» **Material for the task**:

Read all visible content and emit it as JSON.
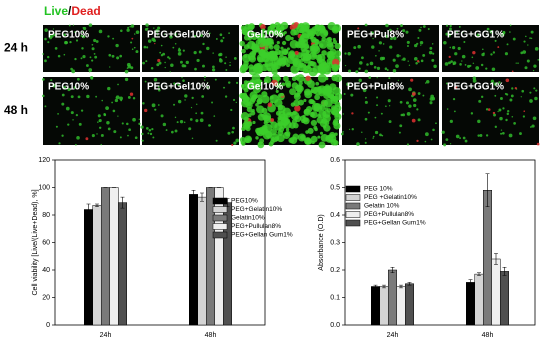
{
  "panel": {
    "legend_live": "Live",
    "legend_sep": "/",
    "legend_dead": "Dead",
    "rows": [
      "24 h",
      "48 h"
    ],
    "columns": [
      "PEG10%",
      "PEG+Gel10%",
      "Gel10%",
      "PEG+Pul8%",
      "PEG+GG1%"
    ]
  },
  "chart_data": [
    {
      "type": "bar",
      "y_label": "Cell viability [Live/(Live+Dead), %]",
      "categories": [
        "24h",
        "48h"
      ],
      "ylim": [
        0,
        120
      ],
      "yticks": [
        0,
        20,
        40,
        60,
        80,
        100,
        120
      ],
      "series": [
        {
          "name": "PEG10%",
          "color": "#000000",
          "values": [
            84,
            95
          ],
          "errors": [
            4,
            3
          ]
        },
        {
          "name": "PEG+Gelatin10%",
          "color": "#d4d4d4",
          "values": [
            87,
            93
          ],
          "errors": [
            1,
            3
          ]
        },
        {
          "name": "Gelatin10%",
          "color": "#7a7a7a",
          "values": [
            100,
            100
          ],
          "errors": [
            0,
            0
          ]
        },
        {
          "name": "PEG+Pullulan8%",
          "color": "#efefef",
          "values": [
            100,
            100
          ],
          "errors": [
            0,
            0
          ]
        },
        {
          "name": "PEG+Gellan Gum1%",
          "color": "#505050",
          "values": [
            89,
            89
          ],
          "errors": [
            4,
            3
          ]
        }
      ]
    },
    {
      "type": "bar",
      "y_label": "Absorbance (O.D)",
      "categories": [
        "24h",
        "48h"
      ],
      "ylim": [
        0,
        0.6
      ],
      "yticks": [
        {
          "value": 0,
          "label": "0.0"
        },
        0.1,
        0.2,
        0.3,
        0.4,
        0.5,
        0.6
      ],
      "series": [
        {
          "name": "PEG 10%",
          "color": "#000000",
          "values": [
            0.14,
            0.155
          ],
          "errors": [
            0.005,
            0.01
          ]
        },
        {
          "name": "PEG +Gelatin10%",
          "color": "#d4d4d4",
          "values": [
            0.14,
            0.185
          ],
          "errors": [
            0.005,
            0.005
          ]
        },
        {
          "name": "Gelatin 10%",
          "color": "#7a7a7a",
          "values": [
            0.2,
            0.49
          ],
          "errors": [
            0.01,
            0.06
          ]
        },
        {
          "name": "PEG+Pullulan8%",
          "color": "#efefef",
          "values": [
            0.14,
            0.24
          ],
          "errors": [
            0.005,
            0.02
          ]
        },
        {
          "name": "PEG+Gellan Gum1%",
          "color": "#505050",
          "values": [
            0.15,
            0.195
          ],
          "errors": [
            0.005,
            0.015
          ]
        }
      ]
    }
  ]
}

» **Given task**:
Every line should be retyped exactly, with the pictures omitted.

» **Reply**:
Read all visible content and emit it as JSON.
{
  "panel": {
    "legend_live": "Live",
    "legend_sep": "/",
    "legend_dead": "Dead",
    "rows": [
      "24 h",
      "48 h"
    ],
    "columns": [
      "PEG10%",
      "PEG+Gel10%",
      "Gel10%",
      "PEG+Pul8%",
      "PEG+GG1%"
    ]
  },
  "chart_data": [
    {
      "type": "bar",
      "y_label": "Cell viability [Live/(Live+Dead), %]",
      "categories": [
        "24h",
        "48h"
      ],
      "ylim": [
        0,
        120
      ],
      "yticks": [
        0,
        20,
        40,
        60,
        80,
        100,
        120
      ],
      "series": [
        {
          "name": "PEG10%",
          "color": "#000000",
          "values": [
            84,
            95
          ],
          "errors": [
            4,
            3
          ]
        },
        {
          "name": "PEG+Gelatin10%",
          "color": "#d4d4d4",
          "values": [
            87,
            93
          ],
          "errors": [
            1,
            3
          ]
        },
        {
          "name": "Gelatin10%",
          "color": "#7a7a7a",
          "values": [
            100,
            100
          ],
          "errors": [
            0,
            0
          ]
        },
        {
          "name": "PEG+Pullulan8%",
          "color": "#efefef",
          "values": [
            100,
            100
          ],
          "errors": [
            0,
            0
          ]
        },
        {
          "name": "PEG+Gellan Gum1%",
          "color": "#505050",
          "values": [
            89,
            89
          ],
          "errors": [
            4,
            3
          ]
        }
      ]
    },
    {
      "type": "bar",
      "y_label": "Absorbance (O.D)",
      "categories": [
        "24h",
        "48h"
      ],
      "ylim": [
        0,
        0.6
      ],
      "yticks": [
        {
          "value": 0,
          "label": "0.0"
        },
        0.1,
        0.2,
        0.3,
        0.4,
        0.5,
        0.6
      ],
      "series": [
        {
          "name": "PEG 10%",
          "color": "#000000",
          "values": [
            0.14,
            0.155
          ],
          "errors": [
            0.005,
            0.01
          ]
        },
        {
          "name": "PEG +Gelatin10%",
          "color": "#d4d4d4",
          "values": [
            0.14,
            0.185
          ],
          "errors": [
            0.005,
            0.005
          ]
        },
        {
          "name": "Gelatin 10%",
          "color": "#7a7a7a",
          "values": [
            0.2,
            0.49
          ],
          "errors": [
            0.01,
            0.06
          ]
        },
        {
          "name": "PEG+Pullulan8%",
          "color": "#efefef",
          "values": [
            0.14,
            0.24
          ],
          "errors": [
            0.005,
            0.02
          ]
        },
        {
          "name": "PEG+Gellan Gum1%",
          "color": "#505050",
          "values": [
            0.15,
            0.195
          ],
          "errors": [
            0.005,
            0.015
          ]
        }
      ]
    }
  ]
}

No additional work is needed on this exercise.